>> Begin Data listing

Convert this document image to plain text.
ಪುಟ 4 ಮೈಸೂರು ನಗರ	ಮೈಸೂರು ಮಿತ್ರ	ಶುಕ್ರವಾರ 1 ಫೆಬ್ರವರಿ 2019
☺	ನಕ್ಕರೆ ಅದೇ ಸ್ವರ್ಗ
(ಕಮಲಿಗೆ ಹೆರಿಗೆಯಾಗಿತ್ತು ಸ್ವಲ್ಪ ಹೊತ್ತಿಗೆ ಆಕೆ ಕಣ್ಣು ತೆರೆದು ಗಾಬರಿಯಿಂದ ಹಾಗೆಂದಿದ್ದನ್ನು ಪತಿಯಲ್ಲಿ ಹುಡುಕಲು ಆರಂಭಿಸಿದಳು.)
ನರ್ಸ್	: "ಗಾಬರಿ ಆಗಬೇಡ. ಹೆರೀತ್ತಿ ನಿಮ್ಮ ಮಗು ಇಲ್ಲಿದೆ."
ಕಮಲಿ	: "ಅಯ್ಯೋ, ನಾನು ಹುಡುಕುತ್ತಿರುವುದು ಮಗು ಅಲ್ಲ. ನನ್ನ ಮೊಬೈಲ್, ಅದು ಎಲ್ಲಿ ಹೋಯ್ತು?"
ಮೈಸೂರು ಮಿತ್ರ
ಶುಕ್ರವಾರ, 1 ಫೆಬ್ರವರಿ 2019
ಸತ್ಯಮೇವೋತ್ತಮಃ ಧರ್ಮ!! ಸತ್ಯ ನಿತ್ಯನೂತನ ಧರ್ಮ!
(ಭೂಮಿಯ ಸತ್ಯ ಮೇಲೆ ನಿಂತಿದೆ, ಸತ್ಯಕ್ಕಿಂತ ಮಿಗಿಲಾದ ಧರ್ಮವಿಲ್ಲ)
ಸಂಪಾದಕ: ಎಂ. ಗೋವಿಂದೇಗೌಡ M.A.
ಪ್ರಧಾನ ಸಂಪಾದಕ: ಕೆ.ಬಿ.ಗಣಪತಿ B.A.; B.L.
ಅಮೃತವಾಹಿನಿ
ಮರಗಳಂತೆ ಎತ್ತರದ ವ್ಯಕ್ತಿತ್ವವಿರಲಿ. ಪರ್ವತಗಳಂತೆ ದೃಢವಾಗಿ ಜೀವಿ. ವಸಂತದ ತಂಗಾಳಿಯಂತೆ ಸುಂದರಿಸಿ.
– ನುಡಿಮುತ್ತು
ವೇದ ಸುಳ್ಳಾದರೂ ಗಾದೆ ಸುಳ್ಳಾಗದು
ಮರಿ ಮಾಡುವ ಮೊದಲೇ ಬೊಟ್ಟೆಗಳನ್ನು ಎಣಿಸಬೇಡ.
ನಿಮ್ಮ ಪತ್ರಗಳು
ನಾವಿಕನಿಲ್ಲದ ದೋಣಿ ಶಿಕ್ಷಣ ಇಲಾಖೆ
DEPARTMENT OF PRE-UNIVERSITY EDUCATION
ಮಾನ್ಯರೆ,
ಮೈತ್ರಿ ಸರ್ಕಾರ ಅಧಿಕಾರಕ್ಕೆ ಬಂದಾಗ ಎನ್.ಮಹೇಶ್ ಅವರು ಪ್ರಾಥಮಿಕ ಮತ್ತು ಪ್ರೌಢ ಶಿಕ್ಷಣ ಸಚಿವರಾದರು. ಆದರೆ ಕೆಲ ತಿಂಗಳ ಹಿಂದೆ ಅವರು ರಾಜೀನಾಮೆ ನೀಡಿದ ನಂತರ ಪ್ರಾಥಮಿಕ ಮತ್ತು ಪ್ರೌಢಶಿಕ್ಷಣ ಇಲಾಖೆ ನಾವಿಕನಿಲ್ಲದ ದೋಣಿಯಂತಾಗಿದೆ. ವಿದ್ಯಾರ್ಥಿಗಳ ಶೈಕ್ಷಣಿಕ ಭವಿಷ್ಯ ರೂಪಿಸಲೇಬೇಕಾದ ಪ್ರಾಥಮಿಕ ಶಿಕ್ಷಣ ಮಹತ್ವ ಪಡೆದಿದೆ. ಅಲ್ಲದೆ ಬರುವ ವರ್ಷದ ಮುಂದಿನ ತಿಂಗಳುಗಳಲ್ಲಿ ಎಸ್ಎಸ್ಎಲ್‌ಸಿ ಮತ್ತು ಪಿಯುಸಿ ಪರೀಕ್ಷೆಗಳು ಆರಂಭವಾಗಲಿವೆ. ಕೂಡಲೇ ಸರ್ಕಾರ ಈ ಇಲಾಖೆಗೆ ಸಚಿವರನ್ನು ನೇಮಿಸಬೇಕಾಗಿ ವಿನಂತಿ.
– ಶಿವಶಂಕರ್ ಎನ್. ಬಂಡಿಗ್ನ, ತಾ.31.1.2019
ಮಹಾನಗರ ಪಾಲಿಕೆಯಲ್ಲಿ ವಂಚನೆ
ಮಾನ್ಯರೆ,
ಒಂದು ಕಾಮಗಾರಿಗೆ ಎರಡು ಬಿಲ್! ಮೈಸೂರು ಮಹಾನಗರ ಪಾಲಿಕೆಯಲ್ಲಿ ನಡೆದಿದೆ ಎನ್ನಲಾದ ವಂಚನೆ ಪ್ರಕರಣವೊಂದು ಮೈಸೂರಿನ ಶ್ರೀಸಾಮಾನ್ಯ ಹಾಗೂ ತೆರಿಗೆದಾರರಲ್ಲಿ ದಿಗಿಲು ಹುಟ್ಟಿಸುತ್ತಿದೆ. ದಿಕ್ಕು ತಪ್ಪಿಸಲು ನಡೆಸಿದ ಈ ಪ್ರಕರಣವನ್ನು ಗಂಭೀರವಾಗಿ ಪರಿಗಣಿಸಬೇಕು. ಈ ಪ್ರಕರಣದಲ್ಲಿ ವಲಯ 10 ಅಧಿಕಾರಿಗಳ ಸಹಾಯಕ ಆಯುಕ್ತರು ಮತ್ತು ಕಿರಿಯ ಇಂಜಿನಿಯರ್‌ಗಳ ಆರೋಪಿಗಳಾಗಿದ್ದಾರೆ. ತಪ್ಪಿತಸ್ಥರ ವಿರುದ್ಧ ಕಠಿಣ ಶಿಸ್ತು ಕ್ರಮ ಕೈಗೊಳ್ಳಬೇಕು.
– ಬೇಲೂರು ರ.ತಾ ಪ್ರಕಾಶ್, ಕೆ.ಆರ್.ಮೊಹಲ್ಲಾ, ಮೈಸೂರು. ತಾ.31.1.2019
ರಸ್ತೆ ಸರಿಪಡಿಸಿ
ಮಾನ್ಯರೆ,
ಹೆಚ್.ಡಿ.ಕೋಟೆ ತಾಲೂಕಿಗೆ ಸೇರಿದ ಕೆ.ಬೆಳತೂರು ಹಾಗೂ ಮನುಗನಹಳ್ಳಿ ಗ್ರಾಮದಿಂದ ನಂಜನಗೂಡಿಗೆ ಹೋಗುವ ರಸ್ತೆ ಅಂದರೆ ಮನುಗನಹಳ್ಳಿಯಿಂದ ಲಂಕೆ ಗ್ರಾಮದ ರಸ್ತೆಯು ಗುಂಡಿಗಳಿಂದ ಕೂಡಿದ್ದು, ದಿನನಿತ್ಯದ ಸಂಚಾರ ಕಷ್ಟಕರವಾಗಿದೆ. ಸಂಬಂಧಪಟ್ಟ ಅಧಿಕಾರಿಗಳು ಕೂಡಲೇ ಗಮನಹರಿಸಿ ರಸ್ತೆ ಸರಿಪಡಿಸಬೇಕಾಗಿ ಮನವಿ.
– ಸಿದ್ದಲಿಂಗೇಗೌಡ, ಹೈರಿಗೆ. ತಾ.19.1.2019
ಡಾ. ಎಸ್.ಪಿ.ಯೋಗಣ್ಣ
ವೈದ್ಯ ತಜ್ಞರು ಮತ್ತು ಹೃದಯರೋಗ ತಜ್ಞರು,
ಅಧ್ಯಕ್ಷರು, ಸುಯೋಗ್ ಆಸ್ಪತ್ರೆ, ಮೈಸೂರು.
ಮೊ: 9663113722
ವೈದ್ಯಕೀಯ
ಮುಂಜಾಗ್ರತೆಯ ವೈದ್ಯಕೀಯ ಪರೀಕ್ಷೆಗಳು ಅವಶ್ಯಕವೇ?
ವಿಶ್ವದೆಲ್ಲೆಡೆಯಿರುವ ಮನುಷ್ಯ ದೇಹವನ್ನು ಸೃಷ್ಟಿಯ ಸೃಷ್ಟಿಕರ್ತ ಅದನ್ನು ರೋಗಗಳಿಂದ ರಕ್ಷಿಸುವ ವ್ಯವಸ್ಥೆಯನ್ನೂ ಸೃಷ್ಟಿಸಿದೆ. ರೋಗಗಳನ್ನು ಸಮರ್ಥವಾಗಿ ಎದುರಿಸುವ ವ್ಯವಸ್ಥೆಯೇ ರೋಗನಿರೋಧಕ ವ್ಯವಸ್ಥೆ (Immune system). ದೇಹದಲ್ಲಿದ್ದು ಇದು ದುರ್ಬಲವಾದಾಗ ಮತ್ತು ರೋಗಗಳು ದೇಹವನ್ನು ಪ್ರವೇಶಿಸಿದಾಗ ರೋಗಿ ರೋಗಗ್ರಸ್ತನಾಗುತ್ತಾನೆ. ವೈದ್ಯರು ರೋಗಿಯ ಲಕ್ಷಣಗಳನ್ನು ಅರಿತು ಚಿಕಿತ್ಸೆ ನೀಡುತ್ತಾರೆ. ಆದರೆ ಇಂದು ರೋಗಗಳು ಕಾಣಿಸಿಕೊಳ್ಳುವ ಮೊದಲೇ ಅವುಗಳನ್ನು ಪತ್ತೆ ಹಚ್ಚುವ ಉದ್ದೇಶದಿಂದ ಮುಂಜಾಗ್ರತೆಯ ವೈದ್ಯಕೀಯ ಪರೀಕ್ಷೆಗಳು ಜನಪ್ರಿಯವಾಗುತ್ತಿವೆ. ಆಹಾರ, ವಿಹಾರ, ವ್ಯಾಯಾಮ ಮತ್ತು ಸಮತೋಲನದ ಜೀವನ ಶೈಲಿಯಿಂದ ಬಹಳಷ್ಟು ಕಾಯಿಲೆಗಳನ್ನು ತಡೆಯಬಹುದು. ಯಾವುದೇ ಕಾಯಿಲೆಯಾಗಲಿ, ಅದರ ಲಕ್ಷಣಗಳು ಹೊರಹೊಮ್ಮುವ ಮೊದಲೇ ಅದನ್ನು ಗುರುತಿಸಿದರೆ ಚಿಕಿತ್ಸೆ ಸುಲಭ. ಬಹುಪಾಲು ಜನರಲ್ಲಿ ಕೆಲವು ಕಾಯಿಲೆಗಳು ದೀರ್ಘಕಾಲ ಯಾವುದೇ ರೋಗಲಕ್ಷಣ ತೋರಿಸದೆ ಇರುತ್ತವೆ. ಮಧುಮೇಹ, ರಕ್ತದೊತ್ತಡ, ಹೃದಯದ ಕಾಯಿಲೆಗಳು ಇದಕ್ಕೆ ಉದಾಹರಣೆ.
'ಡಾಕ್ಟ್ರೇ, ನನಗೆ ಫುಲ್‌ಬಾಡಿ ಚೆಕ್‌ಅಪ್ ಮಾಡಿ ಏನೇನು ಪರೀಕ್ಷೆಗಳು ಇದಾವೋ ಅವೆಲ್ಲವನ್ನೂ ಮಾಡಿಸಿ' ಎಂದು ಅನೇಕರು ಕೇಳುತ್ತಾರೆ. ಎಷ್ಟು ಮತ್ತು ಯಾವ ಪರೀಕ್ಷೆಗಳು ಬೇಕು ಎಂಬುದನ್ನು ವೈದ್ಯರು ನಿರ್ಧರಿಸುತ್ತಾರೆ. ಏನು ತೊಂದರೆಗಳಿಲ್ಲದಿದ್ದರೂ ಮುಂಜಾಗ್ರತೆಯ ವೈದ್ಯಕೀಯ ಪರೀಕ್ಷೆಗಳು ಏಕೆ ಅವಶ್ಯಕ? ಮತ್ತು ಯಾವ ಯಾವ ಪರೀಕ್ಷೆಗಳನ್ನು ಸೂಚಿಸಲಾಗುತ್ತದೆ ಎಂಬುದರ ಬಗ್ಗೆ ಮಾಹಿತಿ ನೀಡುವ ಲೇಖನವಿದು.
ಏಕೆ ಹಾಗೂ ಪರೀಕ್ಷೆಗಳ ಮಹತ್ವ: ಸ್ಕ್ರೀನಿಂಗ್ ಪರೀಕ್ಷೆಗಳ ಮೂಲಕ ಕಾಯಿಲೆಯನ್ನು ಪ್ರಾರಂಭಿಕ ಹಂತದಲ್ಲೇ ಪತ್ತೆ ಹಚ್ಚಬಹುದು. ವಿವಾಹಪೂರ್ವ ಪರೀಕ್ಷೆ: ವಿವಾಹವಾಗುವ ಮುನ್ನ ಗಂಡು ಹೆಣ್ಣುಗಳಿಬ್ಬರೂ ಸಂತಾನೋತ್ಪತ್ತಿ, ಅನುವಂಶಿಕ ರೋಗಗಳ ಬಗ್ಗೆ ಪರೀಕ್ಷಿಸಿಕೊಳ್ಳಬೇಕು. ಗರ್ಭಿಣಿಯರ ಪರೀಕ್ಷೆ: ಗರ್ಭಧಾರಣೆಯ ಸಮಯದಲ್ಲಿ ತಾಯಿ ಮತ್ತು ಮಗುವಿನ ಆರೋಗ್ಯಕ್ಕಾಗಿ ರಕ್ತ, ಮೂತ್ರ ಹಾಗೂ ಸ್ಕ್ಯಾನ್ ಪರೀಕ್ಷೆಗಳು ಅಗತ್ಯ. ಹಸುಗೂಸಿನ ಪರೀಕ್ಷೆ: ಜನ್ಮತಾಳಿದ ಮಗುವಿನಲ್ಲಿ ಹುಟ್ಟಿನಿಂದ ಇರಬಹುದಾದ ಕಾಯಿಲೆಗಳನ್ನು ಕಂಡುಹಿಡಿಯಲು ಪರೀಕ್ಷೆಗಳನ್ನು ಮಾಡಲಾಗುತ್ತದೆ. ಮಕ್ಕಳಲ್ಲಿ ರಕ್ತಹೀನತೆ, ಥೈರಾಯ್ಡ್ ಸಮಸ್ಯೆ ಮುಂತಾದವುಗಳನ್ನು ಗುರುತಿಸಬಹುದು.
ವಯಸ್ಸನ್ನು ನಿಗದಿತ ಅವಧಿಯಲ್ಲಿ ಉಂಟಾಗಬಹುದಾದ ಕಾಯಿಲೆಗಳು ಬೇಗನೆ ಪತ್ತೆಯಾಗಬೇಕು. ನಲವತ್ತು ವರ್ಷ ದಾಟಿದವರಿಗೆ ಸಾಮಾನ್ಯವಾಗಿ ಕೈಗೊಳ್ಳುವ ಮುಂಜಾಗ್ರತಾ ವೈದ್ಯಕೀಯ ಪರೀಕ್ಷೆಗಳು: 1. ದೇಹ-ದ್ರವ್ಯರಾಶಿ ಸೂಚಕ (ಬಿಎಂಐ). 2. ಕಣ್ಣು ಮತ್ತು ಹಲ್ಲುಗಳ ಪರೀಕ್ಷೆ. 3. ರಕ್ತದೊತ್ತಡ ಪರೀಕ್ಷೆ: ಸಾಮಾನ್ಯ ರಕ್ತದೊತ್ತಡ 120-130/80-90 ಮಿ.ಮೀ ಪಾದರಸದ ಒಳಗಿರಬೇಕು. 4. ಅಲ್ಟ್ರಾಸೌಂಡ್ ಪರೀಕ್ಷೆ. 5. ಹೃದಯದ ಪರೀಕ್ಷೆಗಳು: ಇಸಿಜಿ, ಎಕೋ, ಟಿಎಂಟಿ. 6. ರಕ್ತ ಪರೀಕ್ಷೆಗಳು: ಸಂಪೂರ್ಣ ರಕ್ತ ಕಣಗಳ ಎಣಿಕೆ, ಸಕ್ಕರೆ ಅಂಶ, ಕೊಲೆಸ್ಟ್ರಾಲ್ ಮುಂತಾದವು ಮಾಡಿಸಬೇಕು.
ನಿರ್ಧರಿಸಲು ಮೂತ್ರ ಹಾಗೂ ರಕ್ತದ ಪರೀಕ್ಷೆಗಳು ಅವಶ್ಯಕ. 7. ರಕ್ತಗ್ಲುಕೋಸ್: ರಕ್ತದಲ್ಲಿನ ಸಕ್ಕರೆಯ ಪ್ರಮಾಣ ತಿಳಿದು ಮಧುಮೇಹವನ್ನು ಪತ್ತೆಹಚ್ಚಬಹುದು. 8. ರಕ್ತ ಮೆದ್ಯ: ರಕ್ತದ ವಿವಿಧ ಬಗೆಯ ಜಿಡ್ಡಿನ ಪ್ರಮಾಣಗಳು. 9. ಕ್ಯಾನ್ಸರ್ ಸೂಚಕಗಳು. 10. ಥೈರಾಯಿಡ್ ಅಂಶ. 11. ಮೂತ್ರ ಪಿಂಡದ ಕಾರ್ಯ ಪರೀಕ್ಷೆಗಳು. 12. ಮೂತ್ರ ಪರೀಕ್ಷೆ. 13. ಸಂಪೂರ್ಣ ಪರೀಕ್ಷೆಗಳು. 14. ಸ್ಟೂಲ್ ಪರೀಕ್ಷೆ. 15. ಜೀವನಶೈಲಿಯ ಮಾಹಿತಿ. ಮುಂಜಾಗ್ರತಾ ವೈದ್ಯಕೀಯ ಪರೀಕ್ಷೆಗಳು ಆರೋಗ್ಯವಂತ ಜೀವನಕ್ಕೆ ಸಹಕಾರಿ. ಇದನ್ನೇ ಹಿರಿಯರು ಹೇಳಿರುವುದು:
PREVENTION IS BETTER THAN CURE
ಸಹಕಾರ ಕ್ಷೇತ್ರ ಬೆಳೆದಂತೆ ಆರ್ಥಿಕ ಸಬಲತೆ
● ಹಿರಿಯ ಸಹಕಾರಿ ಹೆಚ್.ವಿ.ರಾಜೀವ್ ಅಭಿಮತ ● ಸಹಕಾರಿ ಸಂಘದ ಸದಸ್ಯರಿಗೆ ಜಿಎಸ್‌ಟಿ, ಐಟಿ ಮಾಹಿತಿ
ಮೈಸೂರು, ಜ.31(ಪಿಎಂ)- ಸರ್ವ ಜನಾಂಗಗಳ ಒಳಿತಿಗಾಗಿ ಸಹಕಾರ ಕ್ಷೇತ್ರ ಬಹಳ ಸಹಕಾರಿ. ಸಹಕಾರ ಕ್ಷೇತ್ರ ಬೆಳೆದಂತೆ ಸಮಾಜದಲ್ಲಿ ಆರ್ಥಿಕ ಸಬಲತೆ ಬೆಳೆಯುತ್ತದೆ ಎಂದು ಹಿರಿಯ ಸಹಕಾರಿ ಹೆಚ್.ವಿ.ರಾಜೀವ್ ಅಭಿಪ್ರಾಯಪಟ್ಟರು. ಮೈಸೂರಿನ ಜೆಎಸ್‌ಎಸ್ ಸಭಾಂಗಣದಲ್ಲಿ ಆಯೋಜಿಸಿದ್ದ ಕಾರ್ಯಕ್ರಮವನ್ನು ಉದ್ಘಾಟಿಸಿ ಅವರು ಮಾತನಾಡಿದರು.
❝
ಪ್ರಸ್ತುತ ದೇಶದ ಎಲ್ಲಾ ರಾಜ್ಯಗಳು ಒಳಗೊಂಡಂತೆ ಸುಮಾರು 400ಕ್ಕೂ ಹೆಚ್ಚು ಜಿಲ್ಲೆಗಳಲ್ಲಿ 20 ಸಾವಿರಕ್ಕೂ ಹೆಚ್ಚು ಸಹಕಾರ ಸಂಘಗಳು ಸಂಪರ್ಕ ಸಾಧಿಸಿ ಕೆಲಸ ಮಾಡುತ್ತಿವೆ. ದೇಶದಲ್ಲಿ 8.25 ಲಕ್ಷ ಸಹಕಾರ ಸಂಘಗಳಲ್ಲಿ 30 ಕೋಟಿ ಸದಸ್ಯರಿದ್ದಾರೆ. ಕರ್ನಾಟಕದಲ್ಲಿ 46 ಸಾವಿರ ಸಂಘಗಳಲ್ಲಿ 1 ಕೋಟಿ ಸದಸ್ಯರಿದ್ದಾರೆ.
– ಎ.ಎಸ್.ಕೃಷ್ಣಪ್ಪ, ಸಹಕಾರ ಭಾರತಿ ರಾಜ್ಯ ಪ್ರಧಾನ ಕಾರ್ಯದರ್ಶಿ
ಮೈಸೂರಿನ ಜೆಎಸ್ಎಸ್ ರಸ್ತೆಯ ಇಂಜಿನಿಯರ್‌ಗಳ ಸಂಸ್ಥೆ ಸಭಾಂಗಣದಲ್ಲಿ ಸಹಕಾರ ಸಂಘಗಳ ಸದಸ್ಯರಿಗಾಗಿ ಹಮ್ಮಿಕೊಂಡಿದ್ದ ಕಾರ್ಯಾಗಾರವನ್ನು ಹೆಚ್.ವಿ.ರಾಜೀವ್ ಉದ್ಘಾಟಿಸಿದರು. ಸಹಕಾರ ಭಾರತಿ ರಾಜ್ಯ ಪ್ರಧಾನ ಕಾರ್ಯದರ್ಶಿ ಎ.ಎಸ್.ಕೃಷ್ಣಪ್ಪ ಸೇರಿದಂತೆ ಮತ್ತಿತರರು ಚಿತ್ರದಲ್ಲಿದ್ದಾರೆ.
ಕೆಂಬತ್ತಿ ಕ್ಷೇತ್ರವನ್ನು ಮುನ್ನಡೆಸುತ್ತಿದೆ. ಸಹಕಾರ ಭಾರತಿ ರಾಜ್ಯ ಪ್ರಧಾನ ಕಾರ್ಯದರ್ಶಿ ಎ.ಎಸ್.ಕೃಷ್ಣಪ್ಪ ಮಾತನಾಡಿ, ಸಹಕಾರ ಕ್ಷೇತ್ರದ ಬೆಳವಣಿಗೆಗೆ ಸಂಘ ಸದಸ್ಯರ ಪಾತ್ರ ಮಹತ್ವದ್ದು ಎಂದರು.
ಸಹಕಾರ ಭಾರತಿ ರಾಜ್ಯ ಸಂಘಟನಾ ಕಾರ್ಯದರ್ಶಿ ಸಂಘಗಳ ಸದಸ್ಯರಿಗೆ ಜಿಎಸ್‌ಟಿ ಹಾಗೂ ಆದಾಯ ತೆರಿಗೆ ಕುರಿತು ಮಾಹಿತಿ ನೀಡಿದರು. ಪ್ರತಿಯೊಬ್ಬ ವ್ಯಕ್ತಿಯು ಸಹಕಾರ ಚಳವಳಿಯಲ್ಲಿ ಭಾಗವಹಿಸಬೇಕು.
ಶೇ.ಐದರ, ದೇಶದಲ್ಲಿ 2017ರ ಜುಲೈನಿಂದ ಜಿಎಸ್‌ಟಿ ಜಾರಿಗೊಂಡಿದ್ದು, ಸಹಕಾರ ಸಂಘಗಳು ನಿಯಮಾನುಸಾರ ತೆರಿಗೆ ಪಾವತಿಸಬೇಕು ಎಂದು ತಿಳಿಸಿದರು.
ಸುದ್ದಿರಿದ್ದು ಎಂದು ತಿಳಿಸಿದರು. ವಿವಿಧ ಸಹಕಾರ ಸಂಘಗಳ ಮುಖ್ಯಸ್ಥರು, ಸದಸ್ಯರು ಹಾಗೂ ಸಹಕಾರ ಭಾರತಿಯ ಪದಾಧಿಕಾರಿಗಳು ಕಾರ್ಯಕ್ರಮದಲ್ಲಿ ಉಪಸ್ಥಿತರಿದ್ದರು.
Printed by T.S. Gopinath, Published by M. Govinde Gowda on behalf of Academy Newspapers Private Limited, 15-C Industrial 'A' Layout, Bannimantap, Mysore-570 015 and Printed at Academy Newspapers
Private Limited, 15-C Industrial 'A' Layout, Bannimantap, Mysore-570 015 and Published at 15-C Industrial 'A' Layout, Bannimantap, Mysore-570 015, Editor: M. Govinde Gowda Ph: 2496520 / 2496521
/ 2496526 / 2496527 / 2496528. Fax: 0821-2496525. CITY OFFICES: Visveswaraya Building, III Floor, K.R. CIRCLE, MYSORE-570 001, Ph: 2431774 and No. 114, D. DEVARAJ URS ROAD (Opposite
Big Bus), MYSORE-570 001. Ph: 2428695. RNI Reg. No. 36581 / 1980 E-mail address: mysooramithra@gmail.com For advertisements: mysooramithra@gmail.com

>> End Data listing

_What you need to do_.
In the records above, locate the lines holding the word "Gowda". Copy each of them.

_Completed task_.
Printed by T.S. Gopinath, Published by M. Govinde Gowda on behalf of Academy Newspapers Private Limited, 15-C Industrial 'A' Layout, Bannimantap, Mysore-570 015 and Printed at Academy Newspapers
Private Limited, 15-C Industrial 'A' Layout, Bannimantap, Mysore-570 015 and Published at 15-C Industrial 'A' Layout, Bannimantap, Mysore-570 015, Editor: M. Govinde Gowda Ph: 2496520 / 2496521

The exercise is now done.